## Task goal
Copy out each line exactly; pictures stay out of the copy.

====== Available records

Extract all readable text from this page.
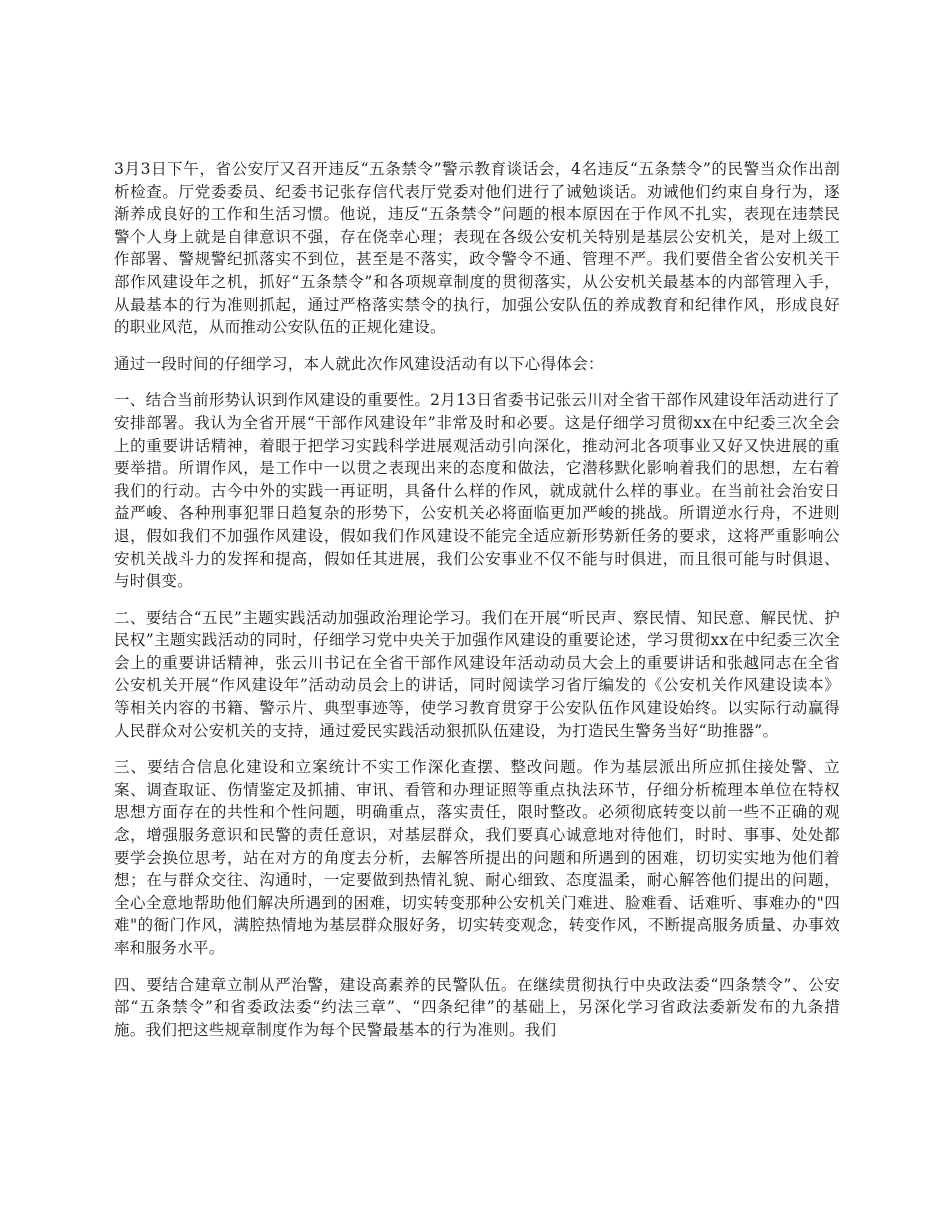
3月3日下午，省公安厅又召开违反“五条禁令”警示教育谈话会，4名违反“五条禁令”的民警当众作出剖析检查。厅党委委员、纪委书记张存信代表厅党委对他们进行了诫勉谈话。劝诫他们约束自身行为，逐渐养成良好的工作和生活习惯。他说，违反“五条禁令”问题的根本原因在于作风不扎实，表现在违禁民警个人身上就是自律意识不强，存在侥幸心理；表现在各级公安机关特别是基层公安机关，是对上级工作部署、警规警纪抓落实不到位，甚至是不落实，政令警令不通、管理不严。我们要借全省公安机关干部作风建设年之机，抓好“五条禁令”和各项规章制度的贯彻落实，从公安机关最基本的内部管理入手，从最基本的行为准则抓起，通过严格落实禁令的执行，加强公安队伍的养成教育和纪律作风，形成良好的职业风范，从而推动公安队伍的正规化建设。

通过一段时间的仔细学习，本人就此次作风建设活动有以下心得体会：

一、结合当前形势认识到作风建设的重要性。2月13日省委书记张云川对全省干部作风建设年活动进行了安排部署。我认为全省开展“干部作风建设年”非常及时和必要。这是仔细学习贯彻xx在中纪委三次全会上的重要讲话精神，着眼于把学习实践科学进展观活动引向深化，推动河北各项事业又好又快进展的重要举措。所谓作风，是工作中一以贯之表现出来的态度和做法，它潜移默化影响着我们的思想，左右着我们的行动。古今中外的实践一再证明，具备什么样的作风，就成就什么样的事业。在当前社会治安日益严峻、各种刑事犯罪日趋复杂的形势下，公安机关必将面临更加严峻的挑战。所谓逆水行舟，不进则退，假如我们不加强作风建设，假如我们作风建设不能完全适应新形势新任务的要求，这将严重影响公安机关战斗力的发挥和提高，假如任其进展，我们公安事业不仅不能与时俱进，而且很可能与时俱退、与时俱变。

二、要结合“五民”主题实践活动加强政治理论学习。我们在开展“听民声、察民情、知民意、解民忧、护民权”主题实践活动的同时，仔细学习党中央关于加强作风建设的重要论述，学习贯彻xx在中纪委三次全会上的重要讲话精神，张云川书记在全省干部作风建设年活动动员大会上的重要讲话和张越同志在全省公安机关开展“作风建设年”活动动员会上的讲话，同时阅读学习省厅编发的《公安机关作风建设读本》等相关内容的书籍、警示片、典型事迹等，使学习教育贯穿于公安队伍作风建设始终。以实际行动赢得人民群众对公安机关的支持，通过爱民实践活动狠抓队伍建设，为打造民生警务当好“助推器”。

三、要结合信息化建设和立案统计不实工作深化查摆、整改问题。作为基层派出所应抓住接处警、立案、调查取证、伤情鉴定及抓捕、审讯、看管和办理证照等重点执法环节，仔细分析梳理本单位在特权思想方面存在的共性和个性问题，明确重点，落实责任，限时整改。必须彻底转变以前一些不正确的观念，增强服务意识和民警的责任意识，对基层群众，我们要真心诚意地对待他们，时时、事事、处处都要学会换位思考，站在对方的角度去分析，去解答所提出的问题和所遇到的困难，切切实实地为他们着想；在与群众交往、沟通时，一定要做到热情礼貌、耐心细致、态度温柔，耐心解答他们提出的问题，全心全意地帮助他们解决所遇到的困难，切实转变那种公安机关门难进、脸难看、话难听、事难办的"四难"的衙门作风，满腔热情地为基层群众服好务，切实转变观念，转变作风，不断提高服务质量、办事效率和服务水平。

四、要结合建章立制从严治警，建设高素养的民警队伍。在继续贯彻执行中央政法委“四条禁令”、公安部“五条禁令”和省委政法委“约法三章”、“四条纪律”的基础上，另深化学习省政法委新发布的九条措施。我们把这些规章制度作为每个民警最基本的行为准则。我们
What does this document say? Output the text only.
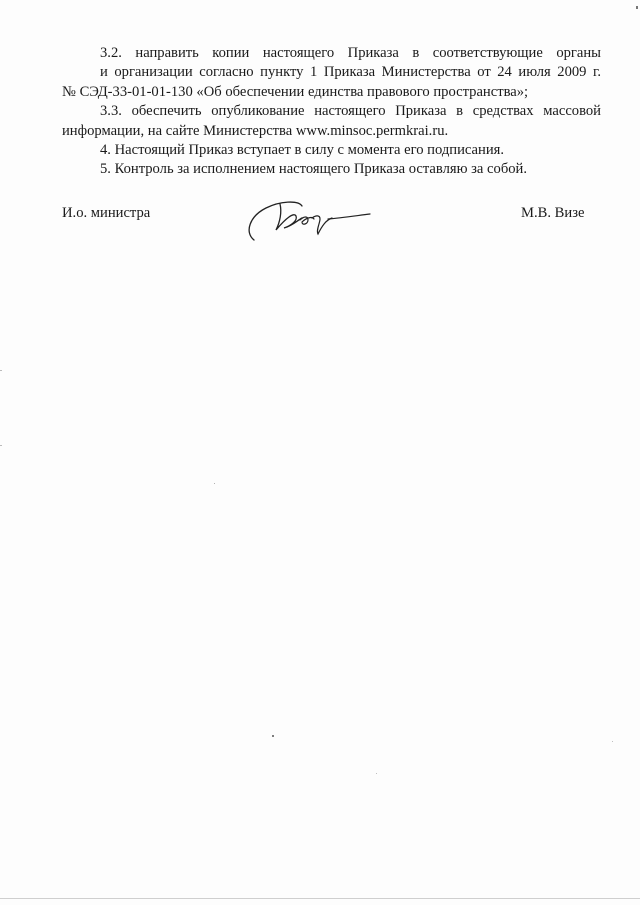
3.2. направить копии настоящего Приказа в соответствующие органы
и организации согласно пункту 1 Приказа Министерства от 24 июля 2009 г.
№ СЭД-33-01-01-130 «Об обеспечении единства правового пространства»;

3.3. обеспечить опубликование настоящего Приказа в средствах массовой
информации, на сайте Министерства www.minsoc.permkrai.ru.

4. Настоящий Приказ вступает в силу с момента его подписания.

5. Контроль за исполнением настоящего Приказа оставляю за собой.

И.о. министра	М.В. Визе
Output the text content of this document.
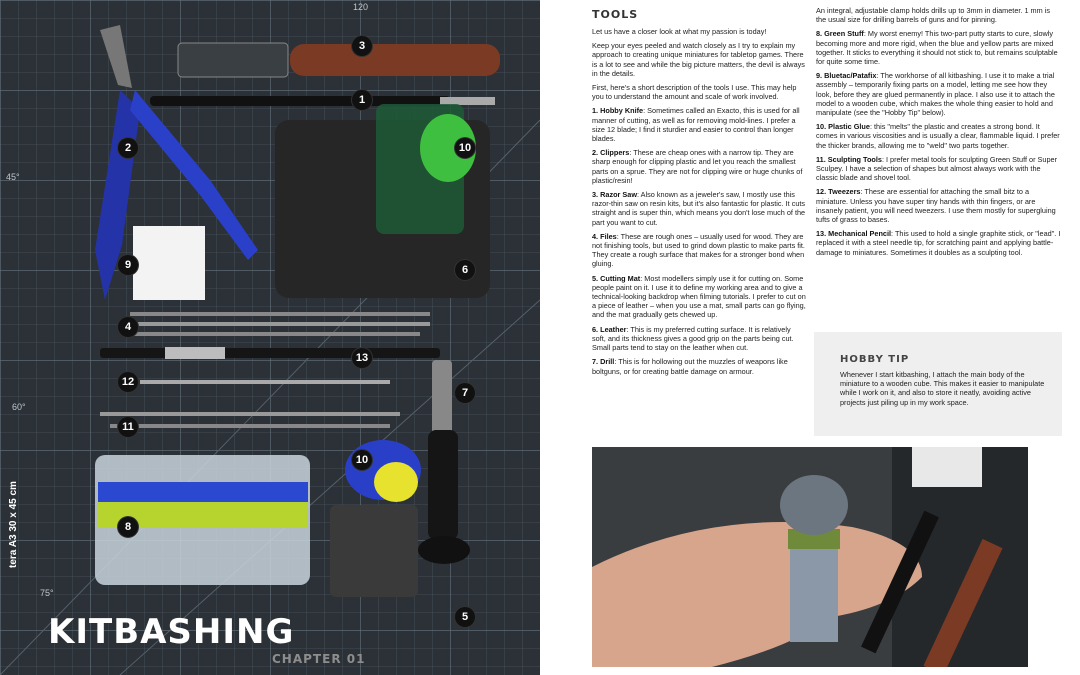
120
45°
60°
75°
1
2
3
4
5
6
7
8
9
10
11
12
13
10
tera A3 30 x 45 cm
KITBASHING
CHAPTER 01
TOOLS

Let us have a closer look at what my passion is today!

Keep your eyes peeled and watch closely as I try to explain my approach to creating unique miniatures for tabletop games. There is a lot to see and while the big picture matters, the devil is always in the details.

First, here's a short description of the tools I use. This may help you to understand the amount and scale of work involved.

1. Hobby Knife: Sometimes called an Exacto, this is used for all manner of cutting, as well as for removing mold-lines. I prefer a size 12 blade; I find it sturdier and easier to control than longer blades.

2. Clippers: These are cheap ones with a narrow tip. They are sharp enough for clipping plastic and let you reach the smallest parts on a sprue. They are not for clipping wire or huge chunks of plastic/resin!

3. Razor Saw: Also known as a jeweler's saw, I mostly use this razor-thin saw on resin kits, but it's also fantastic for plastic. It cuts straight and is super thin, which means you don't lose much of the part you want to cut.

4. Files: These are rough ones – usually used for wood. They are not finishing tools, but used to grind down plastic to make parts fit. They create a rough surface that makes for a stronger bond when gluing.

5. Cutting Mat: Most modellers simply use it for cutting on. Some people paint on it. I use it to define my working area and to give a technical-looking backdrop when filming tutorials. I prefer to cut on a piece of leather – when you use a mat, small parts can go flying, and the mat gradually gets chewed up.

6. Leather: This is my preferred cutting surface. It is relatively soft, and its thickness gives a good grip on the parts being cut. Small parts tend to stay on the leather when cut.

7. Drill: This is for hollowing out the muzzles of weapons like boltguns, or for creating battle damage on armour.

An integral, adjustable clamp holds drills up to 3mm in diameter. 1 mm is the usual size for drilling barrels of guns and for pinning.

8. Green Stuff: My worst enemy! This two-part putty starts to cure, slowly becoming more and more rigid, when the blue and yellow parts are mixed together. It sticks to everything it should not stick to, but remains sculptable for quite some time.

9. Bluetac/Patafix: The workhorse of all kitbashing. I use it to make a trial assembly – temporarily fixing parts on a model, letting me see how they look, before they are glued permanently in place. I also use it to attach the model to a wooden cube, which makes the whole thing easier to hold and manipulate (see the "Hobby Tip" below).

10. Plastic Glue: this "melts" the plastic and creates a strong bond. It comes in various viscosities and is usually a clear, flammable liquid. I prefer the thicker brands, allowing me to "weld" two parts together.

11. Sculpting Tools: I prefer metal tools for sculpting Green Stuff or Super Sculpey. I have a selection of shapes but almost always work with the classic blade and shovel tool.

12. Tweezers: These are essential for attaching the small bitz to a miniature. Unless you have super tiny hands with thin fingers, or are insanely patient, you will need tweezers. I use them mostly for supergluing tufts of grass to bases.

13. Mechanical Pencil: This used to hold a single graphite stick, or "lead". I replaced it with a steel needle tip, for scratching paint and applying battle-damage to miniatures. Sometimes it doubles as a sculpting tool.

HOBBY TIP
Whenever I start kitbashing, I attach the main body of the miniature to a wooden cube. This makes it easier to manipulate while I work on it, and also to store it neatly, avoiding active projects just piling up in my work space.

============

## Output for this exercise
Extract all readable text from this page.
3月3日下午，省公安厅又召开违反“五条禁令”警示教育谈话会，4名违反“五条禁令”的民警当众作出剖析检查。厅党委委员、纪委书记张存信代表厅党委对他们进行了诫勉谈话。劝诫他们约束自身行为，逐渐养成良好的工作和生活习惯。他说，违反“五条禁令”问题的根本原因在于作风不扎实，表现在违禁民警个人身上就是自律意识不强，存在侥幸心理；表现在各级公安机关特别是基层公安机关，是对上级工作部署、警规警纪抓落实不到位，甚至是不落实，政令警令不通、管理不严。我们要借全省公安机关干部作风建设年之机，抓好“五条禁令”和各项规章制度的贯彻落实，从公安机关最基本的内部管理入手，从最基本的行为准则抓起，通过严格落实禁令的执行，加强公安队伍的养成教育和纪律作风，形成良好的职业风范，从而推动公安队伍的正规化建设。

通过一段时间的仔细学习，本人就此次作风建设活动有以下心得体会：

一、结合当前形势认识到作风建设的重要性。2月13日省委书记张云川对全省干部作风建设年活动进行了安排部署。我认为全省开展“干部作风建设年”非常及时和必要。这是仔细学习贯彻xx在中纪委三次全会上的重要讲话精神，着眼于把学习实践科学进展观活动引向深化，推动河北各项事业又好又快进展的重要举措。所谓作风，是工作中一以贯之表现出来的态度和做法，它潜移默化影响着我们的思想，左右着我们的行动。古今中外的实践一再证明，具备什么样的作风，就成就什么样的事业。在当前社会治安日益严峻、各种刑事犯罪日趋复杂的形势下，公安机关必将面临更加严峻的挑战。所谓逆水行舟，不进则退，假如我们不加强作风建设，假如我们作风建设不能完全适应新形势新任务的要求，这将严重影响公安机关战斗力的发挥和提高，假如任其进展，我们公安事业不仅不能与时俱进，而且很可能与时俱退、与时俱变。

二、要结合“五民”主题实践活动加强政治理论学习。我们在开展“听民声、察民情、知民意、解民忧、护民权”主题实践活动的同时，仔细学习党中央关于加强作风建设的重要论述，学习贯彻xx在中纪委三次全会上的重要讲话精神，张云川书记在全省干部作风建设年活动动员大会上的重要讲话和张越同志在全省公安机关开展“作风建设年”活动动员会上的讲话，同时阅读学习省厅编发的《公安机关作风建设读本》等相关内容的书籍、警示片、典型事迹等，使学习教育贯穿于公安队伍作风建设始终。以实际行动赢得人民群众对公安机关的支持，通过爱民实践活动狠抓队伍建设，为打造民生警务当好“助推器”。

三、要结合信息化建设和立案统计不实工作深化查摆、整改问题。作为基层派出所应抓住接处警、立案、调查取证、伤情鉴定及抓捕、审讯、看管和办理证照等重点执法环节，仔细分析梳理本单位在特权思想方面存在的共性和个性问题，明确重点，落实责任，限时整改。必须彻底转变以前一些不正确的观念，增强服务意识和民警的责任意识，对基层群众，我们要真心诚意地对待他们，时时、事事、处处都要学会换位思考，站在对方的角度去分析，去解答所提出的问题和所遇到的困难，切切实实地为他们着想；在与群众交往、沟通时，一定要做到热情礼貌、耐心细致、态度温柔，耐心解答他们提出的问题，全心全意地帮助他们解决所遇到的困难，切实转变那种公安机关门难进、脸难看、话难听、事难办的"四难"的衙门作风，满腔热情地为基层群众服好务，切实转变观念，转变作风，不断提高服务质量、办事效率和服务水平。

四、要结合建章立制从严治警，建设高素养的民警队伍。在继续贯彻执行中央政法委“四条禁令”、公安部“五条禁令”和省委政法委“约法三章”、“四条纪律”的基础上，另深化学习省政法委新发布的九条措施。我们把这些规章制度作为每个民警最基本的行为准则。我们
What does this document say? Output the text only.
3.2. направить копии настоящего Приказа в соответствующие органы
и организации согласно пункту 1 Приказа Министерства от 24 июля 2009 г.
№ СЭД-33-01-01-130 «Об обеспечении единства правового пространства»;

3.3. обеспечить опубликование настоящего Приказа в средствах массовой
информации, на сайте Министерства www.minsoc.permkrai.ru.

4. Настоящий Приказ вступает в силу с момента его подписания.

5. Контроль за исполнением настоящего Приказа оставляю за собой.

И.о. министра	М.В. Визе
Output the text content of this document.
120
45°
60°
75°
1
2
3
4
5
6
7
8
9
10
11
12
13
10
tera A3 30 x 45 cm
KITBASHING
CHAPTER 01
TOOLS

Let us have a closer look at what my passion is today!

Keep your eyes peeled and watch closely as I try to explain my approach to creating unique miniatures for tabletop games. There is a lot to see and while the big picture matters, the devil is always in the details.

First, here's a short description of the tools I use. This may help you to understand the amount and scale of work involved.

1. Hobby Knife: Sometimes called an Exacto, this is used for all manner of cutting, as well as for removing mold-lines. I prefer a size 12 blade; I find it sturdier and easier to control than longer blades.

2. Clippers: These are cheap ones with a narrow tip. They are sharp enough for clipping plastic and let you reach the smallest parts on a sprue. They are not for clipping wire or huge chunks of plastic/resin!

3. Razor Saw: Also known as a jeweler's saw, I mostly use this razor-thin saw on resin kits, but it's also fantastic for plastic. It cuts straight and is super thin, which means you don't lose much of the part you want to cut.

4. Files: These are rough ones – usually used for wood. They are not finishing tools, but used to grind down plastic to make parts fit. They create a rough surface that makes for a stronger bond when gluing.

5. Cutting Mat: Most modellers simply use it for cutting on. Some people paint on it. I use it to define my working area and to give a technical-looking backdrop when filming tutorials. I prefer to cut on a piece of leather – when you use a mat, small parts can go flying, and the mat gradually gets chewed up.

6. Leather: This is my preferred cutting surface. It is relatively soft, and its thickness gives a good grip on the parts being cut. Small parts tend to stay on the leather when cut.

7. Drill: This is for hollowing out the muzzles of weapons like boltguns, or for creating battle damage on armour.

An integral, adjustable clamp holds drills up to 3mm in diameter. 1 mm is the usual size for drilling barrels of guns and for pinning.

8. Green Stuff: My worst enemy! This two-part putty starts to cure, slowly becoming more and more rigid, when the blue and yellow parts are mixed together. It sticks to everything it should not stick to, but remains sculptable for quite some time.

9. Bluetac/Patafix: The workhorse of all kitbashing. I use it to make a trial assembly – temporarily fixing parts on a model, letting me see how they look, before they are glued permanently in place. I also use it to attach the model to a wooden cube, which makes the whole thing easier to hold and manipulate (see the "Hobby Tip" below).

10. Plastic Glue: this "melts" the plastic and creates a strong bond. It comes in various viscosities and is usually a clear, flammable liquid. I prefer the thicker brands, allowing me to "weld" two parts together.

11. Sculpting Tools: I prefer metal tools for sculpting Green Stuff or Super Sculpey. I have a selection of shapes but almost always work with the classic blade and shovel tool.

12. Tweezers: These are essential for attaching the small bitz to a miniature. Unless you have super tiny hands with thin fingers, or are insanely patient, you will need tweezers. I use them mostly for supergluing tufts of grass to bases.

13. Mechanical Pencil: This used to hold a single graphite stick, or "lead". I replaced it with a steel needle tip, for scratching paint and applying battle-damage to miniatures. Sometimes it doubles as a sculpting tool.

HOBBY TIP
Whenever I start kitbashing, I attach the main body of the miniature to a wooden cube. This makes it easier to manipulate while I work on it, and also to store it neatly, avoiding active projects just piling up in my work space.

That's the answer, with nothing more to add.